BRIEF – Show all lines that include the string "name"; copy each one.

GIVEN INFORMATION –
--*--
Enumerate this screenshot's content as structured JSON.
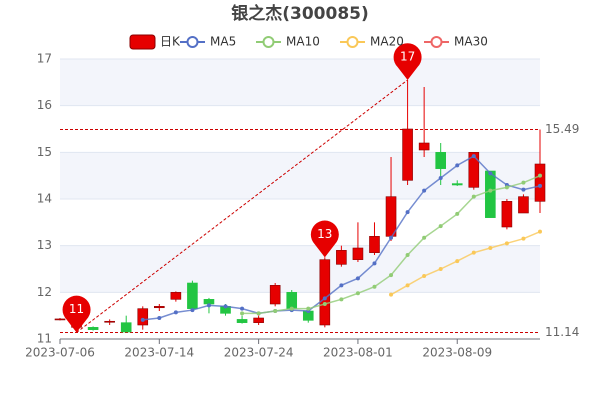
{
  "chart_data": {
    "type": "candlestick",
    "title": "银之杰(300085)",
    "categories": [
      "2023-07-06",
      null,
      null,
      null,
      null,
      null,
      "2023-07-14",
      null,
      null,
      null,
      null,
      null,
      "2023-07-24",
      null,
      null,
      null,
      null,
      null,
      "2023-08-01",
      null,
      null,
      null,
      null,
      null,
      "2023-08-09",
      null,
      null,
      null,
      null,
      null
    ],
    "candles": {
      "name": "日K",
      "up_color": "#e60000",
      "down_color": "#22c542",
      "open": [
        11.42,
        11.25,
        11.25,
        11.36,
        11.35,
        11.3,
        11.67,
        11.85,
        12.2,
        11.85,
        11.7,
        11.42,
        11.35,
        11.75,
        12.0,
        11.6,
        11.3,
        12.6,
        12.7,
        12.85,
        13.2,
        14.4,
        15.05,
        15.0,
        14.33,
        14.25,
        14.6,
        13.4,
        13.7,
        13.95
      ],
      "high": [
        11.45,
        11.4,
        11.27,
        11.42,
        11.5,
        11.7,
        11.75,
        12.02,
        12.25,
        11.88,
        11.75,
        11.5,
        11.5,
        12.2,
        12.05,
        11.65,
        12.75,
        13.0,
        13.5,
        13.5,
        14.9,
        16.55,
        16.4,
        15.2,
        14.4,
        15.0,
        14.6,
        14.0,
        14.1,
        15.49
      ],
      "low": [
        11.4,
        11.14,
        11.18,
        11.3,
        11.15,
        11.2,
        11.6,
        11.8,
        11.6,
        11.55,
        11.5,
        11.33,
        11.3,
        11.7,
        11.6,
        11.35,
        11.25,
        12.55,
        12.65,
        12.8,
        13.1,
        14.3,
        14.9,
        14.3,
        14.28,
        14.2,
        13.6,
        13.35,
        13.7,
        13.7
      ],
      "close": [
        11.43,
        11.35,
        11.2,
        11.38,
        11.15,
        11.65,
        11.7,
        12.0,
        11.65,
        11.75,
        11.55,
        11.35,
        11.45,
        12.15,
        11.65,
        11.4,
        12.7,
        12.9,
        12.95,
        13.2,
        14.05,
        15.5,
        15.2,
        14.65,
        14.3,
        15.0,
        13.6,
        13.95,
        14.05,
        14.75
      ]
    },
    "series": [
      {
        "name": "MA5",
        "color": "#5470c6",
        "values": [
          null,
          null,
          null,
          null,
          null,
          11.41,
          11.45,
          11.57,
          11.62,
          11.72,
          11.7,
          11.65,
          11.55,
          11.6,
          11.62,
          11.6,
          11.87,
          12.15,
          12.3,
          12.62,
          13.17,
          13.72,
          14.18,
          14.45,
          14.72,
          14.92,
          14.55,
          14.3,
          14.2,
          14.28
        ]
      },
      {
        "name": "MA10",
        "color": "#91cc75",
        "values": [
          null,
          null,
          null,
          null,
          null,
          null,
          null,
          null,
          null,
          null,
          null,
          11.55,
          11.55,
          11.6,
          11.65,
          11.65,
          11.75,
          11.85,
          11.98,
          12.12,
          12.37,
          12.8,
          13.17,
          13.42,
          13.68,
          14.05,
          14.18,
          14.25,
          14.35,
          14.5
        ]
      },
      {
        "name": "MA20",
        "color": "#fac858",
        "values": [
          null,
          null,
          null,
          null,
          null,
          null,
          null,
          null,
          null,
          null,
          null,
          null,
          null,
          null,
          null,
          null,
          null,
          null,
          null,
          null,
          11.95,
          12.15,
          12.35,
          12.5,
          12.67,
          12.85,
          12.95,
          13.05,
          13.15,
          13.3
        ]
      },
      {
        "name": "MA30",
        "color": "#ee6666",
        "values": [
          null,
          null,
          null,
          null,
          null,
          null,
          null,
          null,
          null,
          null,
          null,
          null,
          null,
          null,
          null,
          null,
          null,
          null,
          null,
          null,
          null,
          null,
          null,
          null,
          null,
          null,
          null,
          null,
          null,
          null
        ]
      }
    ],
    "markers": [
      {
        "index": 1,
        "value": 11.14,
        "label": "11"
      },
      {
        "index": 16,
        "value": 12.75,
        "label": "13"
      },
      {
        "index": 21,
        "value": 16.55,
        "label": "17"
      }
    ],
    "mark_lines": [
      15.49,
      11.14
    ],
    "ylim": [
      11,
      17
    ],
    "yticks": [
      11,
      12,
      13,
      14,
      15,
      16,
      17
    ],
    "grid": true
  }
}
--*--
THE ANSWER –
      "name": "日K",
        "name": "MA5",
        "name": "MA10",
        "name": "MA20",
        "name": "MA30",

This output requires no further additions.